- _Consigne donnée 1_: Reproduisez fidèlement le passage de l'entretien sur la mission Dart qui commence à "Et de façon" et se termine à "ce résultat ?".

━━━━━━━━━━

Quelques semaines après l’impact de Dart sur Dimorphos, quels sont les enseignements que l’on peut déjà tirer de la mission ?
Patrick Michel1. On peut déjà affirmer que c’est un succès ! En réalité, je dirais qu’il s’agit de trois succès. Le premier : nous avons montré que nous sommes capables de taper à haute vitesse sur un objet de seulement 160 mètres de diamètre dont seule la taille était connue à l’avance. Après un voyage de dix mois, nous n’avons découvert le visage de la cible qu’une heure avant l’impact ! Tout s’est joué durant cette dernière heure quand la sonde devait naviguer en totale autonomie, armée d’une caméra et d’un logiciel de navigation intelligente.
J’estime qu’un test de défense planétaire doit se faire « dans les conditions du réel », c’est à dire avec un minimum de connaissance préalable. À cet égard, nous avions mis la barre très haut, et nous avons réussi. Dans la salle de contrôle de l’APL2, aux États-Unis, en découvrant ce monde totalement nouveau, nous avons ressenti une intense émotion, c’était génial…
Notre deuxième succès, c’est d’être parvenus à monter une campagne d’observation internationale de l’impact avec des instruments au sol situés partout sur la planète, y compris en Antarctique, et dans l’espace avec les télescopes Hubble et James Webb. Nous nous étions bien organisés au départ, mais il n’était pas évident que ça marche aussi bien. Et enfin troisième succès, et non des moindres : nous avons bel et bien modifié la trajectoire de Dimorphos autour de Didymos !
Et de façon impressionnante ! Les mesures de luminosité du duo, réalisées depuis le sol, ont en effet montré que la petite lune a ralenti de 32 minutes, contre 73 secondes qui était l’objectif minimum. Avez-vous été surpris par ce résultat ?
P. M. Nous n’avons pas été surpris, mais nous étions contents. S’il y a une chose que l’on savait, grâce aux missions précédentes à destination des astéroïdes, c’est que ces astres réagissent de façon contre-intuitive. Le projectile de 2 kilogrammes envoyé à 2 kilomètres par seconde sur Ryugu par Hayabusa2 (à comparer au 570 kg de Dart lancé à 6 km/s) a creusé un cratère de 17 mètres de diamètre, beaucoup plus grand que ce à quoi l’on s’attendait ! Le cratère a mis 10 minutes à se former, et continuait à se creuser même une fois l’onde de choc passée. Alors que sur Terre, un cratère d’impact se forme en quelques secondes !
De même, l’astéroïde Bennu s’était comporté de façon très contre-intuitive lorsque la sonde Osiris-Rex s’est posée à sa surface en octobre 2020. L’attraction de surface de ces petits corps est beaucoup plus faible que celle de la Terre : du coup, visuellement, on a l’impression qu’un astéroïde est constitué de blocs solides, alors qu’il peut s’agir de roches qui ont très peu de cohésion. Une fois qu’on les touche, elles ne présentent quasiment aucune résistance et se comportent comme un fluide.
Forts de ces informations, nous avions mené, en prévision de l’arrivée de Dart, une campagne de modélisation d’impacts via le consortium Neo-Mapp que je coordonne avec le CNRS, financé par le programme Horizon 2020 de l’Union européenne.

━━━━━━━━━━

- _Consigne donnée 2_: Transcrivez à l'identique les lignes du listing, en commençant à sa première ligne et en terminant à la ligne qui contient "state-config-label: State Config", celle-ci comprise.

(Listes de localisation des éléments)
━━━━━━━━━━

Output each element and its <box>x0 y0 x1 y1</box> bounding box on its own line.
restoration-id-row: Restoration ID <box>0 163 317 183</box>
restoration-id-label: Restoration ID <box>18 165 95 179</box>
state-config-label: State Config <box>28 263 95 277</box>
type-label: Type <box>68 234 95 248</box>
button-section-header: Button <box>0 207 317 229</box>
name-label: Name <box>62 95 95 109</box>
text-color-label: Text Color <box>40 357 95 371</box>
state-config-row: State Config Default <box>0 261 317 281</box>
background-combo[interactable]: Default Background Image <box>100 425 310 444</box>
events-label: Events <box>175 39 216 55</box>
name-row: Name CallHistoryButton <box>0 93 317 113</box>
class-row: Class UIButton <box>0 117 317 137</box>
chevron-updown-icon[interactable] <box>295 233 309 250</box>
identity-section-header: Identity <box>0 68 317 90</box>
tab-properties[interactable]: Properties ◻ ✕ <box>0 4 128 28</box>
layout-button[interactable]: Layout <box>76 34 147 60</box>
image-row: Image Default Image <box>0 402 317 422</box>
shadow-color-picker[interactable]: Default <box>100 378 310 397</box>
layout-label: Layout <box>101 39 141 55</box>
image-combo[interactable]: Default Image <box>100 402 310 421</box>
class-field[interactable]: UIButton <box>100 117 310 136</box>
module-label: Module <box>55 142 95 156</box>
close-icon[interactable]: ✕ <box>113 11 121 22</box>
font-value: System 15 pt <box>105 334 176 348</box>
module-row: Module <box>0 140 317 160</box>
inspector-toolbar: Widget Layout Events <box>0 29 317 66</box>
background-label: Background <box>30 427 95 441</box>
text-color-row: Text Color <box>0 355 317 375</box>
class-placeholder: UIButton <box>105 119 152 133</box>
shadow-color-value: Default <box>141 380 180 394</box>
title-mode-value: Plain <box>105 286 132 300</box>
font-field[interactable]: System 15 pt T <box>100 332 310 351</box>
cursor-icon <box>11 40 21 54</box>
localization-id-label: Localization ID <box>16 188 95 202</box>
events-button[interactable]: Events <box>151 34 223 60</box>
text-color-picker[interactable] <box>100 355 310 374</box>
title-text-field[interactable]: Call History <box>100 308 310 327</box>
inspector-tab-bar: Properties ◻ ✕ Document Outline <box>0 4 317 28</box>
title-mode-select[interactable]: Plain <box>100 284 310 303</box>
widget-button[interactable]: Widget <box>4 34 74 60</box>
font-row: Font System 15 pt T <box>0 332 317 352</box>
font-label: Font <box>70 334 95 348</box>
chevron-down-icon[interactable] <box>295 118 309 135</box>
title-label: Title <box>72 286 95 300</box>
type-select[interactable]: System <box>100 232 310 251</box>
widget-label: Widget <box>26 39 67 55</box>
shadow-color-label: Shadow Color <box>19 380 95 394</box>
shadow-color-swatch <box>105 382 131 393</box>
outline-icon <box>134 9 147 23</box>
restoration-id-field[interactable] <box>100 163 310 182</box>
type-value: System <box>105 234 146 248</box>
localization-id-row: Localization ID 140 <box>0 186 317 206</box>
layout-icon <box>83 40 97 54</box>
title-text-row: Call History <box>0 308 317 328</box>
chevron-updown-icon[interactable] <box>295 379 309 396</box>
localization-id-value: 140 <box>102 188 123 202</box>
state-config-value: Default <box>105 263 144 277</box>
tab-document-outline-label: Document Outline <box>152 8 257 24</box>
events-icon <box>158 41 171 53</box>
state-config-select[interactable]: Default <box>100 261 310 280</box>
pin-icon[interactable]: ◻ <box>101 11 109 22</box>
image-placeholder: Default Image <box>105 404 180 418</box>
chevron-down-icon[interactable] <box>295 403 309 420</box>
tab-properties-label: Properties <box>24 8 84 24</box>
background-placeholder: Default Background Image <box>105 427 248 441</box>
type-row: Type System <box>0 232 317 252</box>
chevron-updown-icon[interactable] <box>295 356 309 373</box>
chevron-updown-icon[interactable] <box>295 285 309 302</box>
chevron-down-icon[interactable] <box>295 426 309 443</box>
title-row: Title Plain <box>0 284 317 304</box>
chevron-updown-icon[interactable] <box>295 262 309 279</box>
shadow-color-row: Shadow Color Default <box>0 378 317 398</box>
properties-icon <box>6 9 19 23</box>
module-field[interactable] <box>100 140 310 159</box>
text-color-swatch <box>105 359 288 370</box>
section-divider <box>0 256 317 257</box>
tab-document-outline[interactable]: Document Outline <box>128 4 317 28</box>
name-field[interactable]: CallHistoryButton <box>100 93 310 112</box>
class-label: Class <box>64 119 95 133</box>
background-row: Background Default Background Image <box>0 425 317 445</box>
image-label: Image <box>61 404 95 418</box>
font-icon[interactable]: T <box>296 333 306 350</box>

━━━━━━━━━━

- _Réponse correcte 1_:
Et de façon impressionnante ! Les mesures de luminosité du duo, réalisées depuis le sol, ont en effet montré que la petite lune a ralenti de 32 minutes, contre 73 secondes qui était l’objectif minimum. Avez-vous été surpris par ce résultat ?

- _Réponse correcte 2_:
Output each element and its <box>x0 y0 x1 y1</box> bounding box on its own line.
restoration-id-row: Restoration ID <box>0 163 317 183</box>
restoration-id-label: Restoration ID <box>18 165 95 179</box>
state-config-label: State Config <box>28 263 95 277</box>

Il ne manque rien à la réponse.